_TASK INPUT_.
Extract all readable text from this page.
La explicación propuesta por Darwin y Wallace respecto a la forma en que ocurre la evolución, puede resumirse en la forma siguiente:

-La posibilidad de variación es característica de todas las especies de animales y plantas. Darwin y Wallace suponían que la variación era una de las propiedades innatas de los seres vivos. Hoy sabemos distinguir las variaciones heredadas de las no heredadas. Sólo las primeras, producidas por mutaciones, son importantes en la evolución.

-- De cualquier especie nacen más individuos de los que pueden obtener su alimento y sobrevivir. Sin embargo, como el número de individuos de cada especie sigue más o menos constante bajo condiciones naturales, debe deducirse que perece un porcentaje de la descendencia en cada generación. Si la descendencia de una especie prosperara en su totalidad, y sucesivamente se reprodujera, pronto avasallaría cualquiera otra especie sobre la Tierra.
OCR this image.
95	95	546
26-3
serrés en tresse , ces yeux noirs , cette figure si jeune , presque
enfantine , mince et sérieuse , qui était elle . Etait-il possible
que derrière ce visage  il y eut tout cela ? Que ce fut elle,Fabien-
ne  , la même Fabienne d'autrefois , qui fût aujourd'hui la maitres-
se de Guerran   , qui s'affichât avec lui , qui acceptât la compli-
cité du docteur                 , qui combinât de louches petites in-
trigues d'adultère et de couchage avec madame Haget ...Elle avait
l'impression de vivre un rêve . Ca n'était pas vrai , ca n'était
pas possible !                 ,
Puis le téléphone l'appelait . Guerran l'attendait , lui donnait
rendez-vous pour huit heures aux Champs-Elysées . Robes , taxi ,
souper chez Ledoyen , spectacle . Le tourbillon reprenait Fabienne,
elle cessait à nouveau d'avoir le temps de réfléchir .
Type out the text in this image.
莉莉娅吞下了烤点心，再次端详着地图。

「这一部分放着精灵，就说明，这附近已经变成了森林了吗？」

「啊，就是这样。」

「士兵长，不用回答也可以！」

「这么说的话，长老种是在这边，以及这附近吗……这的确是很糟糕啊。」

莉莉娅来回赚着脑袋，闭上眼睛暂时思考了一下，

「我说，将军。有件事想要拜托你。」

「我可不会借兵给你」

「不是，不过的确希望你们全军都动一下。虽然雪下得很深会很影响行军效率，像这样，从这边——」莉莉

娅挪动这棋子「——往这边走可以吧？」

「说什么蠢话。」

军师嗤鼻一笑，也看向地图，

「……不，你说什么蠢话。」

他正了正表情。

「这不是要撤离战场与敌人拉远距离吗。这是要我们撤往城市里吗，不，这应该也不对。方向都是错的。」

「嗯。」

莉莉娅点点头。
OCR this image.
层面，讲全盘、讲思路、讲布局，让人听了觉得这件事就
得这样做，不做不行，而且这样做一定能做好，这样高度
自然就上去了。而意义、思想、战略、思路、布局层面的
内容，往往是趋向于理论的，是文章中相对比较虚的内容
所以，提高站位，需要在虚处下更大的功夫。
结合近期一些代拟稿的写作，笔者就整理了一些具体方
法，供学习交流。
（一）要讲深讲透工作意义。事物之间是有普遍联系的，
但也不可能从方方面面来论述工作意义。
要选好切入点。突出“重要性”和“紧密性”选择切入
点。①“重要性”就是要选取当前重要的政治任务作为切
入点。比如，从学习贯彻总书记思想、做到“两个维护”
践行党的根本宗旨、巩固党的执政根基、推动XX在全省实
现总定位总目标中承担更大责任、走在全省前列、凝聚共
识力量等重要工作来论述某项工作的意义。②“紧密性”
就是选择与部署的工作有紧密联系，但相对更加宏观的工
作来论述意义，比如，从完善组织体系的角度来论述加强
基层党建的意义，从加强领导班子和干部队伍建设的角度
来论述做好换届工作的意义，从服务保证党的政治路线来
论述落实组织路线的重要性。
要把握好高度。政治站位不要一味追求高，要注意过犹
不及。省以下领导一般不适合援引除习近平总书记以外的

_TASK DETAILS_. Repeat the data precisely, line by line.

_WRITTEN REPLY_.
Extract all readable text from this page.
La explicación propuesta por Darwin y Wallace respecto a la forma en que ocurre la evolución, puede resumirse en la forma siguiente:

-La posibilidad de variación es característica de todas las especies de animales y plantas. Darwin y Wallace suponían que la variación era una de las propiedades innatas de los seres vivos. Hoy sabemos distinguir las variaciones heredadas de las no heredadas. Sólo las primeras, producidas por mutaciones, son importantes en la evolución.

-- De cualquier especie nacen más individuos de los que pueden obtener su alimento y sobrevivir. Sin embargo, como el número de individuos de cada especie sigue más o menos constante bajo condiciones naturales, debe deducirse que perece un porcentaje de la descendencia en cada generación. Si la descendencia de una especie prosperara en su totalidad, y sucesivamente se reprodujera, pronto avasallaría cualquiera otra especie sobre la Tierra.
OCR this image.
95	95	546
26-3
serrés en tresse , ces yeux noirs , cette figure si jeune , presque
enfantine , mince et sérieuse , qui était elle . Etait-il possible
que derrière ce visage  il y eut tout cela ? Que ce fut elle,Fabien-
ne  , la même Fabienne d'autrefois , qui fût aujourd'hui la maitres-
se de Guerran   , qui s'affichât avec lui , qui acceptât la compli-
cité du docteur                 , qui combinât de louches petites in-
trigues d'adultère et de couchage avec madame Haget ...Elle avait
l'impression de vivre un rêve . Ca n'était pas vrai , ca n'était
pas possible !                 ,
Puis le téléphone l'appelait . Guerran l'attendait , lui donnait
rendez-vous pour huit heures aux Champs-Elysées . Robes , taxi ,
souper chez Ledoyen , spectacle . Le tourbillon reprenait Fabienne,
elle cessait à nouveau d'avoir le temps de réfléchir .
Type out the text in this image.
莉莉娅吞下了烤点心，再次端详着地图。

「这一部分放着精灵，就说明，这附近已经变成了森林了吗？」

「啊，就是这样。」

「士兵长，不用回答也可以！」

「这么说的话，长老种是在这边，以及这附近吗……这的确是很糟糕啊。」

莉莉娅来回赚着脑袋，闭上眼睛暂时思考了一下，

「我说，将军。有件事想要拜托你。」

「我可不会借兵给你」

「不是，不过的确希望你们全军都动一下。虽然雪下得很深会很影响行军效率，像这样，从这边——」莉莉

娅挪动这棋子「——往这边走可以吧？」

「说什么蠢话。」

军师嗤鼻一笑，也看向地图，

「……不，你说什么蠢话。」

他正了正表情。

「这不是要撤离战场与敌人拉远距离吗。这是要我们撤往城市里吗，不，这应该也不对。方向都是错的。」

「嗯。」

莉莉娅点点头。
OCR this image.
层面，讲全盘、讲思路、讲布局，让人听了觉得这件事就
得这样做，不做不行，而且这样做一定能做好，这样高度
自然就上去了。而意义、思想、战略、思路、布局层面的
内容，往往是趋向于理论的，是文章中相对比较虚的内容
所以，提高站位，需要在虚处下更大的功夫。
结合近期一些代拟稿的写作，笔者就整理了一些具体方
法，供学习交流。
（一）要讲深讲透工作意义。事物之间是有普遍联系的，
但也不可能从方方面面来论述工作意义。
要选好切入点。突出“重要性”和“紧密性”选择切入
点。①“重要性”就是要选取当前重要的政治任务作为切
入点。比如，从学习贯彻总书记思想、做到“两个维护”
践行党的根本宗旨、巩固党的执政根基、推动XX在全省实
现总定位总目标中承担更大责任、走在全省前列、凝聚共
识力量等重要工作来论述某项工作的意义。②“紧密性”
就是选择与部署的工作有紧密联系，但相对更加宏观的工
作来论述意义，比如，从完善组织体系的角度来论述加强
基层党建的意义，从加强领导班子和干部队伍建设的角度
来论述做好换届工作的意义，从服务保证党的政治路线来
论述落实组织路线的重要性。
要把握好高度。政治站位不要一味追求高，要注意过犹
不及。省以下领导一般不适合援引除习近平总书记以外的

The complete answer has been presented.